• TASK PROMPT: Look through the lines below and extract each one that contains "this".

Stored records
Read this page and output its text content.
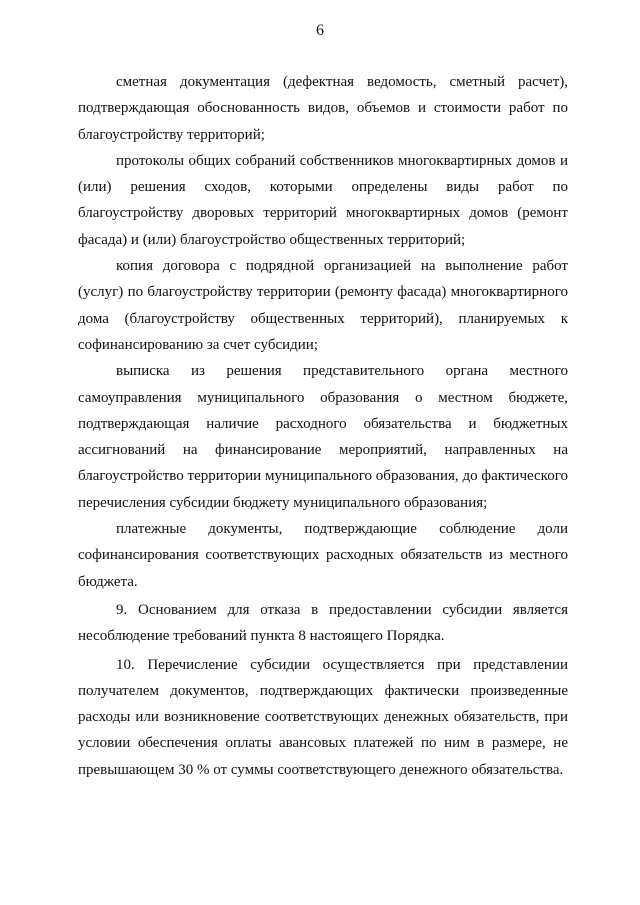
6

сметная документация (дефектная ведомость, сметный расчет), подтверждающая обоснованность видов, объемов и стоимости работ по благоустройству территорий;

протоколы общих собраний собственников многоквартирных домов и (или) решения сходов, которыми определены виды работ по благоустройству дворовых территорий многоквартирных домов (ремонт фасада) и (или) благоустройство общественных территорий;

копия договора с подрядной организацией на выполнение работ (услуг) по благоустройству территории (ремонту фасада) многоквартирного дома (благоустройству общественных территорий), планируемых к софинансированию за счет субсидии;

выписка из решения представительного органа местного самоуправления муниципального образования о местном бюджете, подтверждающая наличие расходного обязательства и бюджетных ассигнований на финансирование мероприятий, направленных на благоустройство территории муниципального образования, до фактического перечисления субсидии бюджету муниципального образования;

платежные документы, подтверждающие соблюдение доли софинансирования соответствующих расходных обязательств из местного бюджета.

9. Основанием для отказа в предоставлении субсидии является несоблюдение требований пункта 8 настоящего Порядка.

10. Перечисление субсидии осуществляется при представлении получателем документов, подтверждающих фактически произведенные расходы или возникновение соответствующих денежных обязательств, при условии обеспечения оплаты авансовых платежей по ним в размере, не превышающем 30 % от суммы соответствующего денежного обязательства.
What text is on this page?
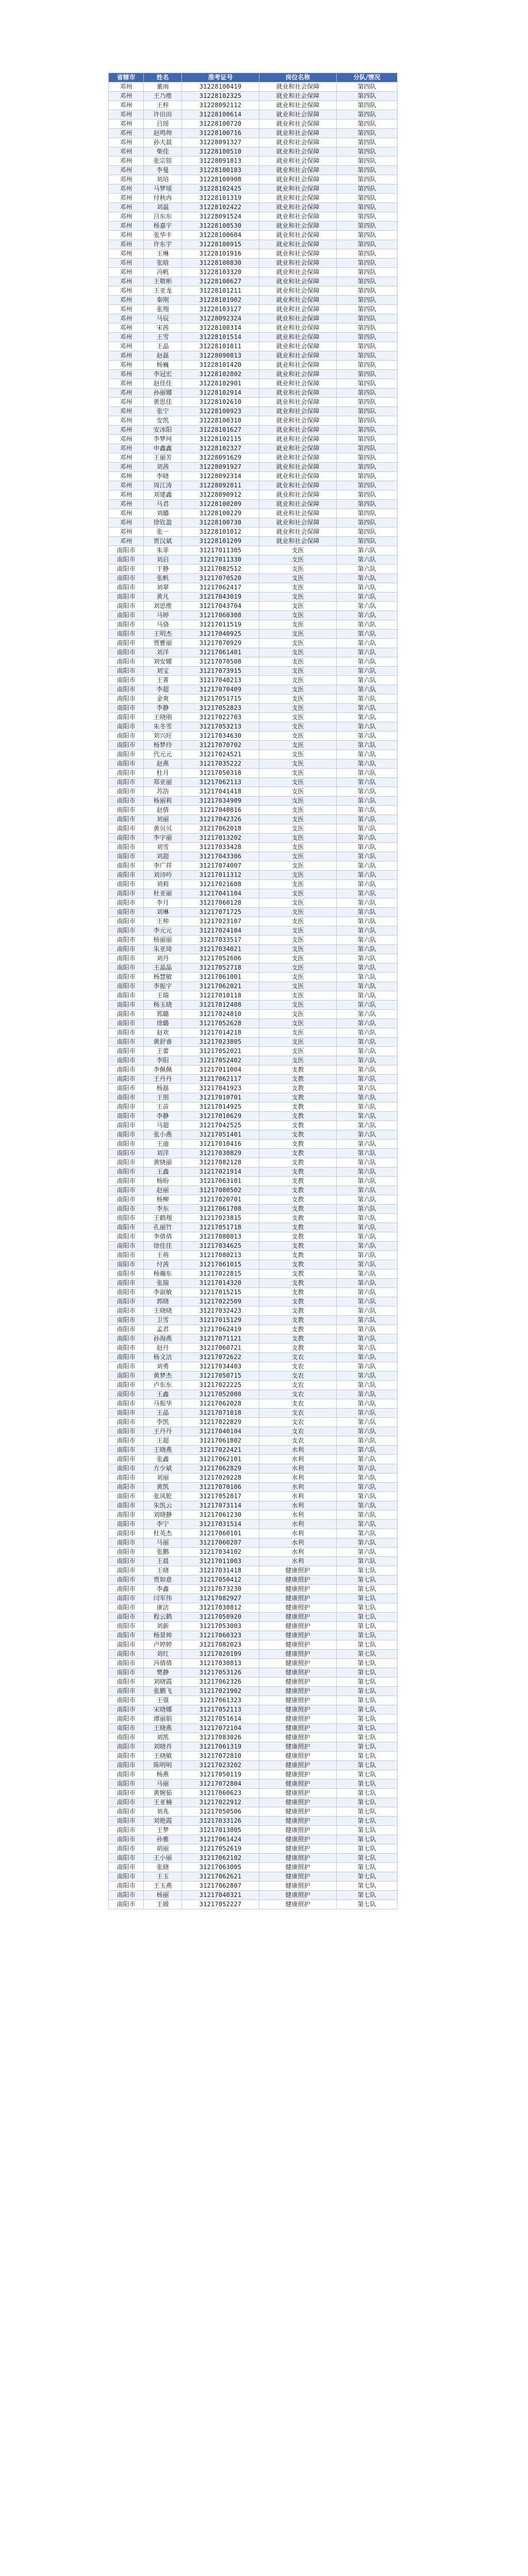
省辖市	姓名	准考证号	岗位名称	分队/情况
邓州	董雨	31228100419	就业和社会保障	第四队
邓州	王乃维	31228102325	就业和社会保障	第四队
邓州	王梓	31228092112	就业和社会保障	第四队
邓州	许田田	31228100614	就业和社会保障	第四队
邓州	吕瑶	31228100720	就业和社会保障	第四队
邓州	赵鸣帅	31228100716	就业和社会保障	第四队
邓州	孙大晨	31228091327	就业和社会保障	第四队
邓州	柴佳	31228100510	就业和社会保障	第四队
邓州	张宗铭	31228091813	就业和社会保障	第四队
邓州	李曼	31228100103	就业和社会保障	第四队
邓州	刘培	31228100908	就业和社会保障	第四队
邓州	马梦瑶	31228102425	就业和社会保障	第四队
邓州	付秋冉	31228101319	就业和社会保障	第四队
邓州	刘温	31228102422	就业和社会保障	第四队
邓州	吕东东	31228091524	就业和社会保障	第四队
邓州	杨嘉宇	31228100530	就业和社会保障	第四队
邓州	张华丰	31228100604	就业和社会保障	第四队
邓州	许东宇	31228100915	就业和社会保障	第四队
邓州	王琳	31228101916	就业和社会保障	第四队
邓州	张晗	31228100830	就业和社会保障	第四队
邓州	冯帆	31228103320	就业和社会保障	第四队
邓州	王敬彬	31228100627	就业和社会保障	第四队
邓州	王亚龙	31228101211	就业和社会保障	第四队
邓州	秦刚	31228101902	就业和社会保障	第四队
邓州	张翔	31228103127	就业和社会保障	第四队
邓州	马辰	31228092324	就业和社会保障	第四队
邓州	宋茜	31228100314	就业和社会保障	第四队
邓州	王雪	31228101514	就业和社会保障	第四队
邓州	王晶	31228101811	就业和社会保障	第四队
邓州	赵磊	31228090813	就业和社会保障	第四队
邓州	杨巍	31228101420	就业和社会保障	第四队
邓州	李冠宏	31228102802	就业和社会保障	第四队
邓州	赵佳佳	31228102901	就业和社会保障	第四队
邓州	孙丽娜	31228102914	就业和社会保障	第四队
邓州	黄思佳	31228102610	就业和社会保障	第四队
邓州	张宁	31228100923	就业和社会保障	第四队
邓州	安凯	31228100310	就业和社会保障	第四队
邓州	安冰阳	31228101627	就业和社会保障	第四队
邓州	李梦珂	31228102115	就业和社会保障	第四队
邓州	申鑫鑫	31228102327	就业和社会保障	第四队
邓州	王丽芳	31228091629	就业和社会保障	第四队
邓州	刘茜	31228091927	就业和社会保障	第四队
邓州	李晓	31228092314	就业和社会保障	第四队
邓州	周江涛	31228092811	就业和社会保障	第四队
邓州	刘建鑫	31228090912	就业和社会保障	第四队
邓州	马君	31228100209	就业和社会保障	第四队
邓州	刘璐	31228100229	就业和社会保障	第四队
邓州	徐钦盈	31228100730	就业和社会保障	第四队
邓州	张一	31228101012	就业和社会保障	第四队
邓州	贾汉斌	31228101209	就业和社会保障	第四队
南阳市	朱菲	31217011305	支医	第六队
南阳市	刘启	31217011330	支医	第六队
南阳市	于静	31217082512	支医	第六队
南阳市	张帆	31217070520	支医	第六队
南阳市	刘翠	31217062417	支医	第六队
南阳市	黄凡	31217043019	支医	第六队
南阳市	刘思维	31217043704	支医	第六队
南阳市	马婷	31217060308	支医	第六队
南阳市	马骁	31217011519	支医	第六队
南阳市	王明杰	31217040925	支医	第六队
南阳市	贾雅丽	31217070929	支医	第六队
南阳市	刘洋	31217061401	支医	第六队
南阳市	刘安娜	31217070508	支医	第六队
南阳市	刘宝	31217073915	支医	第六队
南阳市	王菁	31217040213	支医	第六队
南阳市	李超	31217070409	支医	第六队
南阳市	金爽	31217051715	支医	第六队
南阳市	李静	31217052823	支医	第六队
南阳市	王晓刚	31217022703	支医	第六队
南阳市	朱冬雪	31217053213	支医	第六队
南阳市	刘兴旺	31217034630	支医	第六队
南阳市	杨梦玲	31217070702	支医	第六队
南阳市	代元元	31217024521	支医	第六队
南阳市	赵燕	31217035222	支医	第六队
南阳市	杜月	31217050318	支医	第六队
南阳市	郑亚丽	31217062113	支医	第六队
南阳市	苏浩	31217041418	支医	第六队
南阳市	杨丽莉	31217034909	支医	第六队
南阳市	赵倩	31217040816	支医	第六队
南阳市	刘丽	31217042326	支医	第六队
南阳市	黄贝贝	31217062018	支医	第六队
南阳市	李宇丽	31217013202	支医	第六队
南阳市	刘雪	31217033428	支医	第六队
南阳市	刘超	31217043306	支医	第六队
南阳市	李广祥	31217074007	支医	第六队
南阳市	刘诗吟	31217011312	支医	第六队
南阳市	刘莉	31217021608	支医	第六队
南阳市	杜亚丽	31217041104	支医	第六队
南阳市	李月	31217060128	支医	第六队
南阳市	刘琳	31217071725	支医	第六队
南阳市	王帅	31217023107	支医	第六队
南阳市	李元元	31217024104	支医	第六队
南阳市	杨丽丽	31217033517	支医	第六队
南阳市	朱亚琦	31217034021	支医	第六队
南阳市	刘丹	31217052606	支医	第六队
南阳市	王晶晶	31217052718	支医	第六队
南阳市	杨慧敏	31217061001	支医	第六队
南阳市	李振宇	31217062021	支医	第六队
南阳市	王瑞	31217010118	支医	第六队
南阳市	杨玉晓	31217012408	支医	第六队
南阳市	郭璐	31217024810	支医	第六队
南阳市	徐璐	31217052628	支医	第六队
南阳市	赵欢	31217014218	支医	第六队
南阳市	黄舒睿	31217023805	支医	第六队
南阳市	王蕾	31217052021	支医	第六队
南阳市	李阳	31217052402	支医	第六队
南阳市	李佩佩	31217011004	支教	第六队
南阳市	王丹丹	31217062117	支教	第六队
南阳市	杨磊	31217041923	支教	第六队
南阳市	王朋	31217010701	支教	第六队
南阳市	王苗	31217014925	支教	第六队
南阳市	李静	31217010629	支教	第六队
南阳市	马超	31217042525	支教	第六队
南阳市	张小燕	31217051401	支教	第六队
南阳市	王迪	31217010416	支教	第六队
南阳市	刘洋	31217030829	支教	第六队
南阳市	黄晓丽	31217082128	支教	第六队
南阳市	王鑫	31217021914	支教	第六队
南阳市	杨盼	31217063101	支教	第六队
南阳市	赵丽	31217080502	支教	第六队
南阳市	杨柳	31217020701	支教	第六队
南阳市	李东	31217061708	支教	第六队
南阳市	王鹤翔	31217023815	支教	第六队
南阳市	孔丽竹	31217051718	支教	第六队
南阳市	李倩倩	31217080813	支教	第六队
南阳市	徐佳佳	31217034625	支教	第六队
南阳市	王萌	31217080213	支教	第六队
南阳市	付茜	31217061015	支教	第六队
南阳市	杨瀚东	31217022815	支教	第六队
南阳市	张瑞	31217014320	支教	第六队
南阳市	李淑敏	31217015215	支教	第六队
南阳市	郭晓	31217022509	支教	第六队
南阳市	王晓晓	31217032423	支教	第六队
南阳市	卫雪	31217015129	支教	第六队
南阳市	孟君	31217062419	支教	第六队
南阳市	孙海燕	31217071121	支教	第六队
南阳市	赵丹	31217060721	支教	第六队
南阳市	杨文洁	31217072622	支农	第六队
南阳市	刘勇	31217034403	支农	第六队
南阳市	黄梦杰	31217050715	支农	第六队
南阳市	卢东东	31217022225	支农	第六队
南阳市	王鑫	31217052008	支农	第六队
南阳市	马振华	31217062028	支农	第六队
南阳市	王晶	31217071018	支农	第六队
南阳市	李凯	31217022829	支农	第六队
南阳市	王丹丹	31217040104	支农	第六队
南阳市	王超	31217061802	支农	第六队
南阳市	王晓燕	31217022421	水利	第六队
南阳市	张鑫	31217062101	水利	第六队
南阳市	方少斌	31217062829	水利	第六队
南阳市	刘丽	31217020228	水利	第六队
南阳市	黄凯	31217070106	水利	第六队
南阳市	张凤乾	31217052817	水利	第六队
南阳市	朱凯云	31217073114	水利	第六队
南阳市	刘晓静	31217061230	水利	第六队
南阳市	李宁	31217031514	水利	第六队
南阳市	杜英杰	31217060101	水利	第六队
南阳市	马丽	31217060207	水利	第六队
南阳市	张鹏	31217034102	水利	第六队
南阳市	王晨	31217011003	水利	第六队
南阳市	王晓	31217031418	健康照护	第七队
南阳市	贾如意	31217050412	健康照护	第七队
南阳市	李鑫	31217073230	健康照护	第七队
南阳市	闫军伟	31217082927	健康照护	第七队
南阳市	康洁	31217030812	健康照护	第七队
南阳市	程云鹤	31217050920	健康照护	第七队
南阳市	刘新	31217053003	健康照护	第七队
南阳市	杨景帅	31217060323	健康照护	第七队
南阳市	卢婷婷	31217082023	健康照护	第七队
南阳市	刘红	31217020109	健康照护	第七队
南阳市	冯倩倩	31217030813	健康照护	第七队
南阳市	樊静	31217053126	健康照护	第七队
南阳市	刘晓霞	31217062326	健康照护	第七队
南阳市	张鹏飞	31217021902	健康照护	第七队
南阳市	王强	31217061323	健康照护	第七队
南阳市	宋晓娜	31217052113	健康照护	第七队
南阳市	谭丽娟	31217051614	健康照护	第七队
南阳市	王晓燕	31217072104	健康照护	第七队
南阳市	刘凯	31217083026	健康照护	第七队
南阳市	刘晓肖	31217061319	健康照护	第七队
南阳市	王晓敏	31217072810	健康照护	第七队
南阳市	陈明明	31217023202	健康照护	第七队
南阳市	杨燕	31217050119	健康照护	第七队
南阳市	马丽	31217072804	健康照护	第七队
南阳市	黄婉茹	31217060623	健康照护	第七队
南阳市	王亚楠	31217022912	健康照护	第七队
南阳市	刘兆	31217050506	健康照护	第七队
南阳市	刘艳霞	31217033126	健康照护	第七队
南阳市	王梦	31217013005	健康照护	第七队
南阳市	孙雅	31217061424	健康照护	第七队
南阳市	胡丽	31217052619	健康照护	第七队
南阳市	王小丽	31217062102	健康照护	第七队
南阳市	张晓	31217063005	健康照护	第七队
南阳市	王玉	31217062621	健康照护	第七队
南阳市	王玉燕	31217062807	健康照护	第七队
南阳市	杨丽	31217040321	健康照护	第七队
南阳市	王媛	31217052227	健康照护	第七队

• FULL ANSWER:
Read this page and output its text content.
What text is on this page?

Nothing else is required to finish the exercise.